**What is expected:**
Every record should be written out exactly, with the pictures left out.

**Provided entries:**
++++++

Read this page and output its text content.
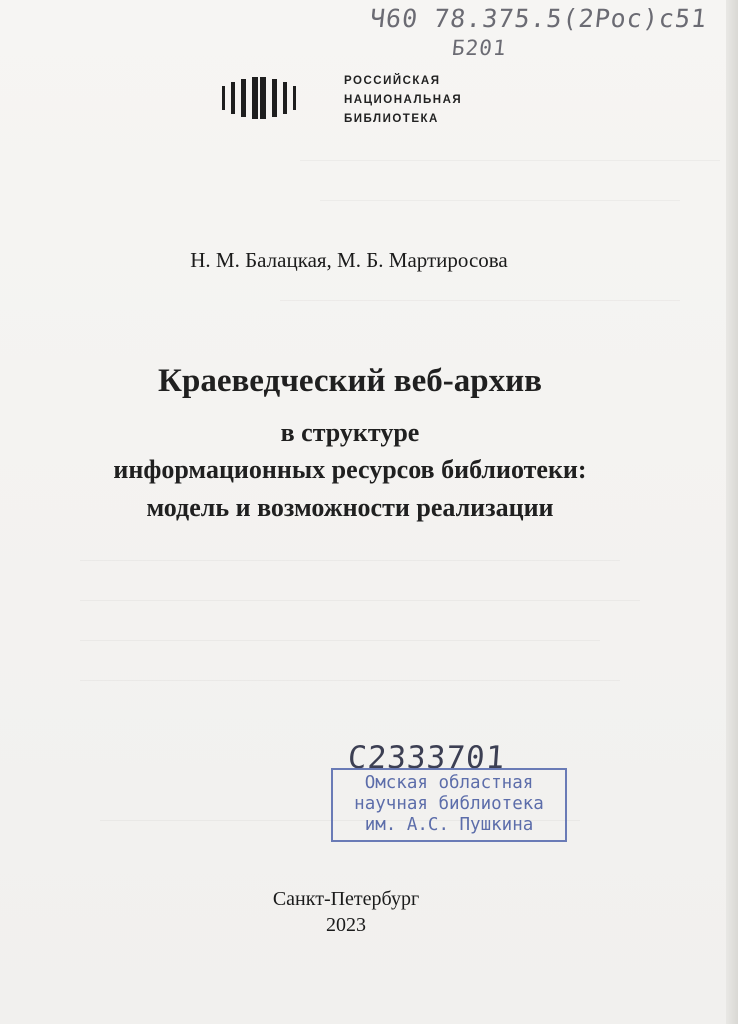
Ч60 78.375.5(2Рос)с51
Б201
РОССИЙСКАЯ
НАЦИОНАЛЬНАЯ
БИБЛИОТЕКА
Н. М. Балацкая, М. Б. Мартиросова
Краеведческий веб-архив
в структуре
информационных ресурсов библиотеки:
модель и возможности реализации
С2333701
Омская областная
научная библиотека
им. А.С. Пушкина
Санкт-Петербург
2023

++++++

**Solution to the problem:**
Read this page and output its text content.
Ч60 78.375.5(2Рос)с51
Б201
РОССИЙСКАЯ
НАЦИОНАЛЬНАЯ
БИБЛИОТЕКА
Н. М. Балацкая, М. Б. Мартиросова
Краеведческий веб-архив
в структуре
информационных ресурсов библиотеки:
модель и возможности реализации
С2333701
Омская областная
научная библиотека
им. А.С. Пушкина
Санкт-Петербург
2023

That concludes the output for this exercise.